--- Start Exercise input ---
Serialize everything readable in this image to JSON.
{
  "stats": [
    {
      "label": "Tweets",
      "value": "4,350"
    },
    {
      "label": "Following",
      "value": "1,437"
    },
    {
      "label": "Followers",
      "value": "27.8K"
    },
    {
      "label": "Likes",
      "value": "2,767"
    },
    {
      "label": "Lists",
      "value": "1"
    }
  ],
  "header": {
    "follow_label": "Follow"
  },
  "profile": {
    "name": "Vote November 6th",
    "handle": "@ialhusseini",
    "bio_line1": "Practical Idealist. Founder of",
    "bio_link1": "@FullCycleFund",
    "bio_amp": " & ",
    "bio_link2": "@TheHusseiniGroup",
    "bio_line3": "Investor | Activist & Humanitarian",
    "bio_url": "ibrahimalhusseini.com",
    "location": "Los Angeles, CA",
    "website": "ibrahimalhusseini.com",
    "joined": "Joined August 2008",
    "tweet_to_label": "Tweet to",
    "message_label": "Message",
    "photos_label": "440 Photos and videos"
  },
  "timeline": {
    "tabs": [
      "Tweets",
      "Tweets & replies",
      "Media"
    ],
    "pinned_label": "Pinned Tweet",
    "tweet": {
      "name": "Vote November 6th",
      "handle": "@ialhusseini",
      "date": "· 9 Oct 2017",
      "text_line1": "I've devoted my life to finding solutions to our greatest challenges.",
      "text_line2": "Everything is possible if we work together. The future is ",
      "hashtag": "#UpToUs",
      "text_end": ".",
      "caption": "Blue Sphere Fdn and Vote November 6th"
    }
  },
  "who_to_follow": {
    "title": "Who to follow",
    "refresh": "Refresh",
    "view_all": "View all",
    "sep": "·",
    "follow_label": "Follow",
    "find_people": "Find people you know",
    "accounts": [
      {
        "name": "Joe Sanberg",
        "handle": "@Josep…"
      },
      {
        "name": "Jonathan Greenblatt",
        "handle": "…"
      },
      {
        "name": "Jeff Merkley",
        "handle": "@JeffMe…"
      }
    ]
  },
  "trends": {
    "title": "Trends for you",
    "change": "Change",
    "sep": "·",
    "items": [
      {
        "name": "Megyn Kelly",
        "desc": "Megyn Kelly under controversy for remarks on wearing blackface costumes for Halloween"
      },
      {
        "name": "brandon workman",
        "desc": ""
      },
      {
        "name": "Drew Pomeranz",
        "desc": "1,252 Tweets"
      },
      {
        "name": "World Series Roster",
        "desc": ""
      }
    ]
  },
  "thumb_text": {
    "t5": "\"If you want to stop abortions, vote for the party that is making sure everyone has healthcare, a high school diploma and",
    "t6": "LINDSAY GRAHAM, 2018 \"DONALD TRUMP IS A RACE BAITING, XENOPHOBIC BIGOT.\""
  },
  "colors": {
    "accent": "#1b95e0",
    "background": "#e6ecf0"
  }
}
--- End Exercise input ---
--- Start Exercise input ---
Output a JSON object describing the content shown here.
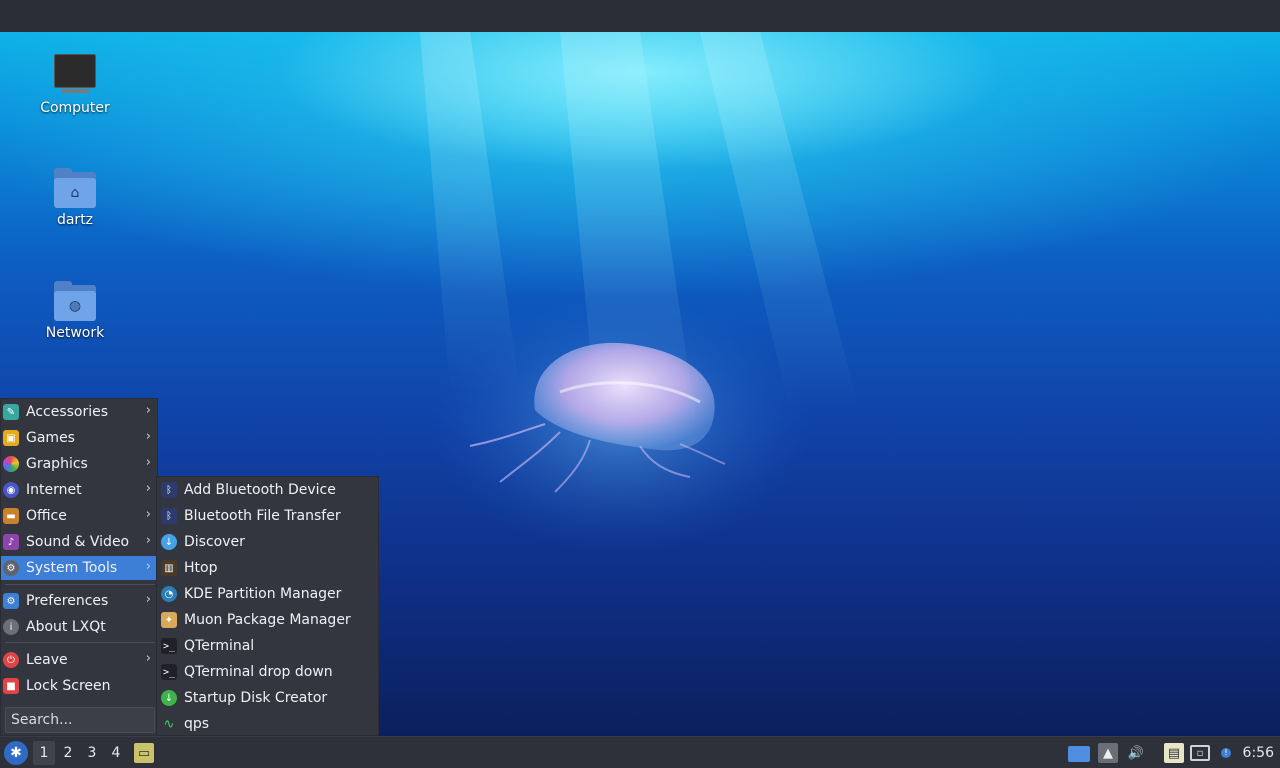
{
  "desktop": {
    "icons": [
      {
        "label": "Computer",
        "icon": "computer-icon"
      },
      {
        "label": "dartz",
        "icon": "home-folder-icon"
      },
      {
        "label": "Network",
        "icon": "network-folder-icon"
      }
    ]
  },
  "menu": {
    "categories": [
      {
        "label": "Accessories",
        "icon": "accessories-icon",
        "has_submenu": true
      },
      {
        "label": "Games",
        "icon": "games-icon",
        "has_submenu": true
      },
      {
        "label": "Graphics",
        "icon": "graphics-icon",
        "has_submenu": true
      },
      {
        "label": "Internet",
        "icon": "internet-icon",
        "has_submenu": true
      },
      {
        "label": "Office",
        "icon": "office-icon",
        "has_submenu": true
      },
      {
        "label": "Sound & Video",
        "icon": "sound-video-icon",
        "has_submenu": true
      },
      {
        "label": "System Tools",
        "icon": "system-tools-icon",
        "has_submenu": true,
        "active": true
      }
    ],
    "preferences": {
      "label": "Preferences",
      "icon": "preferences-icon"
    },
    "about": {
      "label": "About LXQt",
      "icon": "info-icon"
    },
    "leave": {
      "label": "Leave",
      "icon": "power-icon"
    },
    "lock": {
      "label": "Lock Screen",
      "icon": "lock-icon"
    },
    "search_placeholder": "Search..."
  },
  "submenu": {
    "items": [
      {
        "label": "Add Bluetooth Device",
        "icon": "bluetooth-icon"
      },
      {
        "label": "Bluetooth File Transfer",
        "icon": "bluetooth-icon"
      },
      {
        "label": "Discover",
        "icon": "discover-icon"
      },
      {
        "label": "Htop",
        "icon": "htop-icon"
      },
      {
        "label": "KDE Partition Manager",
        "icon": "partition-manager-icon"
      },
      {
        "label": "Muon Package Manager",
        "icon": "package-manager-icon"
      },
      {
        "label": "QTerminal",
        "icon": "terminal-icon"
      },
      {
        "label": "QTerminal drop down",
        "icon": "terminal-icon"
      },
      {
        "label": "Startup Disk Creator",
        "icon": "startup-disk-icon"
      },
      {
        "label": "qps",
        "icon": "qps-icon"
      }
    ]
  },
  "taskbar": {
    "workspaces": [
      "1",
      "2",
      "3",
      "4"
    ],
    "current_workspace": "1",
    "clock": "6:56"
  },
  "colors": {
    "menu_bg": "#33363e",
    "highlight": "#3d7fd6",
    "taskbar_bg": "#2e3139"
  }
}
--- End Exercise input ---
- **Task prompt**
Working from the entries above, return all lines that contain "November".

- **Task solution**
    "name": "Vote November 6th",
      "name": "Vote November 6th",
      "caption": "Blue Sphere Fdn and Vote November 6th"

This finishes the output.